Mnesia dB size limits

Rudolph van Graan rvg@REDACTED
Thu Aug 31 08:33:33 CEST 2006


Hi Valentin & Damir,

Maybe the problem is that it is not actually clear what the answers  
are. Even reading each one of the questions and all the answers over  
the last four years I still don't know the exact answer myself.

I can confirm that large tables (disc_copies) in a node that crashed  
can take a *very* long time to rebuild even if there are no DETS  
issues, especially if there are additional index fields on the field.  
(Mnesia creates a new ETS table for each index and needs to get the  
data into them). Ulf and I have fixed this in RDBMS by adding indexes  
that are now first class tables in mnesia. So be careful with  
indexes. (BTW if you get an MS SQL Server with a lot of data into  
"recovery" it will also take a very long time to recover - sometimes  
hours at a time)

I've seen Mnesia crash a couple of times with funnies like this:  
(Usually on 1Gb or larger tables)

=ERROR REPORT==== 29-Dec-2005::16:12:01 ===
Mnesia(tutuka@REDACTED): ** ERROR ** (core dumped to file: "d:/sys/ 
MnesiaCore.zuma@REDACTED")

RECORDS SHOWN.
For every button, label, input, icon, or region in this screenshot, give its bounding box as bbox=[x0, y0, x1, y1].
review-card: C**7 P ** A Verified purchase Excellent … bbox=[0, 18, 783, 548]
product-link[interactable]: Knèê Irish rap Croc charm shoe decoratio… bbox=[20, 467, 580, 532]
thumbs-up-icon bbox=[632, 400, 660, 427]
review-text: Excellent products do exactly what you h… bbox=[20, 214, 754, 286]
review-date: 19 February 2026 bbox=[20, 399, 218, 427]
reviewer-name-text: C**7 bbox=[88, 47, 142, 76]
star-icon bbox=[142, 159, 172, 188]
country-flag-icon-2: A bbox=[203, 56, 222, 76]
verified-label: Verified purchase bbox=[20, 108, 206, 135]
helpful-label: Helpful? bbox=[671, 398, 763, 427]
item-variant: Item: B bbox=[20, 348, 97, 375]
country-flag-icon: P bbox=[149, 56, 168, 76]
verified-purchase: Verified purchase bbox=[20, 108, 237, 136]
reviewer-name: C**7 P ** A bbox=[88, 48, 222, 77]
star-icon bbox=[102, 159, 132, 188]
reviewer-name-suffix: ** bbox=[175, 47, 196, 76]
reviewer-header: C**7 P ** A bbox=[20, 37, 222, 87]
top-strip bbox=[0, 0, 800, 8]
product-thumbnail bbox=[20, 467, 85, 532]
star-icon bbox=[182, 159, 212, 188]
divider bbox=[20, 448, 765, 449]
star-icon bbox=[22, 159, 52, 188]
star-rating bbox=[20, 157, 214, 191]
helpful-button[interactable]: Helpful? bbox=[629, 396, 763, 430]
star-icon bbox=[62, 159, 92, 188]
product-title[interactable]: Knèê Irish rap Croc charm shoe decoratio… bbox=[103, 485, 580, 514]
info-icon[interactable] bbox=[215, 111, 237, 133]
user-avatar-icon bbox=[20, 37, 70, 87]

WRITTEN REQUEST 1.
Answer these questions about the Mnesia message:
(a) What does Mnesia create for each index?
(b) In RDBMS, what did Ulf and the writer add to fix the slow rebuild?
(c) On what size of tables has the writer usually seen Mnesia crash?
WRITTEN REQUEST 2. Continue the Mnesia message from its last line.

EXPECTED OUTPUT 1.
(a) A new ETS table.
(b) Indexes that are now first class tables in mnesia.
(c) 1Gb or larger.

EXPECTED OUTPUT 2.
  ** FATAL ** {error,{"Cannot open dets table",
                      isopacketlog,
                      [{file,"d:/sys/db/packetstorage.DAT"},
                       {keypos,2},
                       {repair,true},
                       {type,set}],
                      {bad_freelists,"d:/sys/db/packetstorage.DAT"}}}


We also have made it a "rule" in our design team never to use Mnesia  
for archiving data (i.e. as a warehouse) for the reason that by  
default mnesia keeps all the data in a table in *RAM* unless you use  
disc_only_copies and there is thus an upper limit to the size of the  
table. To solve this, we usually feed archive data (i.e. event  
records, logs etc) into an SQL database via some mechanism.

It does become interesting where you need the data "online" all the  
time, i.e. requiring random access read/write to records. This  
problem you solve by partitioning via whatever mechanism you choose.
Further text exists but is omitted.